#### Work to complete:
Select the lines that hold the word "результативности" and copy each one.

#### Supplied entries:
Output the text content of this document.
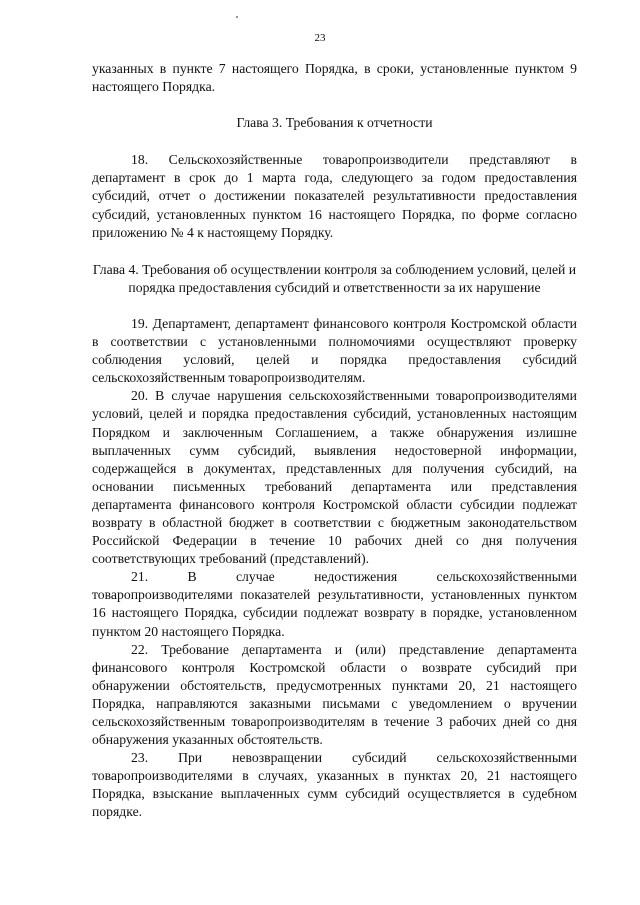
23

указанных в пункте 7 настоящего Порядка, в сроки, установленные пунктом 9 настоящего Порядка.

Глава 3. Требования к отчетности

18. Сельскохозяйственные товаропроизводители представляют в департамент в срок до 1 марта года, следующего за годом предоставления субсидий, отчет о достижении показателей результативности предоставления субсидий, установленных пунктом 16 настоящего Порядка, по форме согласно приложению № 4 к настоящему Порядку.

Глава 4. Требования об осуществлении контроля за соблюдением условий, целей и порядка предоставления субсидий и ответственности за их нарушение

19. Департамент, департамент финансового контроля Костромской области в соответствии с установленными полномочиями осуществляют проверку соблюдения условий, целей и порядка предоставления субсидий сельскохозяйственным товаропроизводителям.

20. В случае нарушения сельскохозяйственными товаропроизводителями условий, целей и порядка предоставления субсидий, установленных настоящим Порядком и заключенным Соглашением, а также обнаружения излишне выплаченных сумм субсидий, выявления недостоверной информации, содержащейся в документах, представленных для получения субсидий, на основании письменных требований департамента или представления департамента финансового контроля Костромской области субсидии подлежат возврату в областной бюджет в соответствии с бюджетным законодательством Российской Федерации в течение 10 рабочих дней со дня получения соответствующих требований (представлений).

21. В случае недостижения сельскохозяйственными товаропроизводителями показателей результативности, установленных пунктом 16 настоящего Порядка, субсидии подлежат возврату в порядке, установленном пунктом 20 настоящего Порядка.

22. Требование департамента и (или) представление департамента финансового контроля Костромской области о возврате субсидий при обнаружении обстоятельств, предусмотренных пунктами 20, 21 настоящего Порядка, направляются заказными письмами с уведомлением о вручении сельскохозяйственным товаропроизводителям в течение 3 рабочих дней со дня обнаружения указанных обстоятельств.

23. При невозвращении субсидий сельскохозяйственными товаропроизводителями в случаях, указанных в пунктах 20, 21 настоящего Порядка, взыскание выплаченных сумм субсидий осуществляется в судебном порядке.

#### Exercise solution:
18. Сельскохозяйственные товаропроизводители представляют в департамент в срок до 1 марта года, следующего за годом предоставления субсидий, отчет о достижении показателей результативности предоставления субсидий, установленных пунктом 16 настоящего Порядка, по форме согласно приложению № 4 к настоящему Порядку.
21. В случае недостижения сельскохозяйственными товаропроизводителями показателей результативности, установленных пунктом 16 настоящего Порядка, субсидии подлежат возврату в порядке, установленном пунктом 20 настоящего Порядка.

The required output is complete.